What to work on –
Repeat each line of the material below exactly as it appears, minus any pictures.

--- BEGIN Dataset records ---

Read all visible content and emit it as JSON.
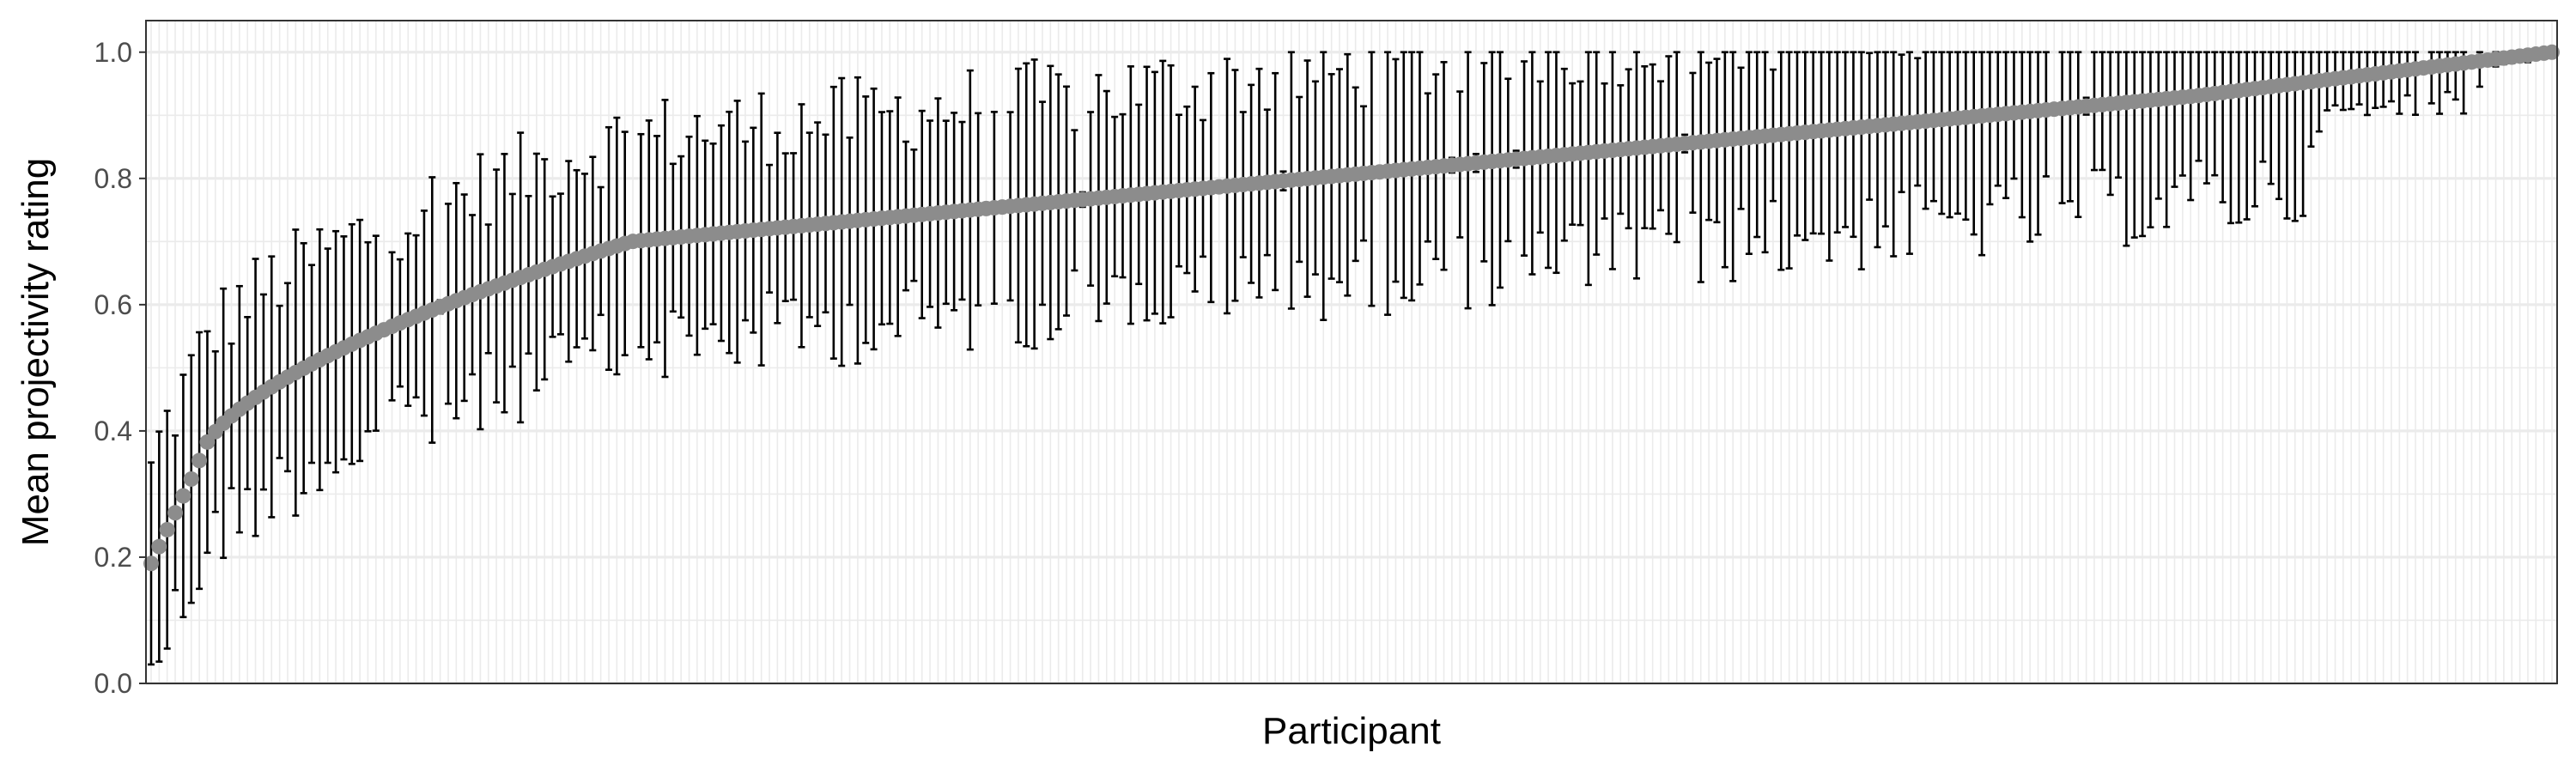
{
  "chart_data": {
    "type": "scatter",
    "title": "",
    "xlabel": "Participant",
    "ylabel": "Mean projectivity rating",
    "ylim": [
      0,
      1.05
    ],
    "y_ticks": [
      0.0,
      0.2,
      0.4,
      0.6,
      0.8,
      1.0
    ],
    "y_tick_labels": [
      "0.0",
      "0.2",
      "0.4",
      "0.6",
      "0.8",
      "1.0"
    ],
    "x_tick_labels": "none",
    "grid": true,
    "legend": "none",
    "error_bars": "vertical",
    "participants": 300,
    "mean_range": [
      0.19,
      1.0
    ],
    "colors": {
      "background": "#ffffff",
      "grid_major": "#ebebeb",
      "grid_minor": "#f5f5f5",
      "panel_border": "#333333",
      "point": "#8c8c8c",
      "error_bar": "#000000"
    }
  }
}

--- END Dataset records ---

Worked answer –
Read all visible content and emit it as JSON.
{
  "chart_data": {
    "type": "scatter",
    "title": "",
    "xlabel": "Participant",
    "ylabel": "Mean projectivity rating",
    "ylim": [
      0,
      1.05
    ],
    "y_ticks": [
      0.0,
      0.2,
      0.4,
      0.6,
      0.8,
      1.0
    ],
    "y_tick_labels": [
      "0.0",
      "0.2",
      "0.4",
      "0.6",
      "0.8",
      "1.0"
    ],
    "x_tick_labels": "none",
    "grid": true,
    "legend": "none",
    "error_bars": "vertical",
    "participants": 300,
    "mean_range": [
      0.19,
      1.0
    ],
    "colors": {
      "background": "#ffffff",
      "grid_major": "#ebebeb",
      "grid_minor": "#f5f5f5",
      "panel_border": "#333333",
      "point": "#8c8c8c",
      "error_bar": "#000000"
    }
  }
}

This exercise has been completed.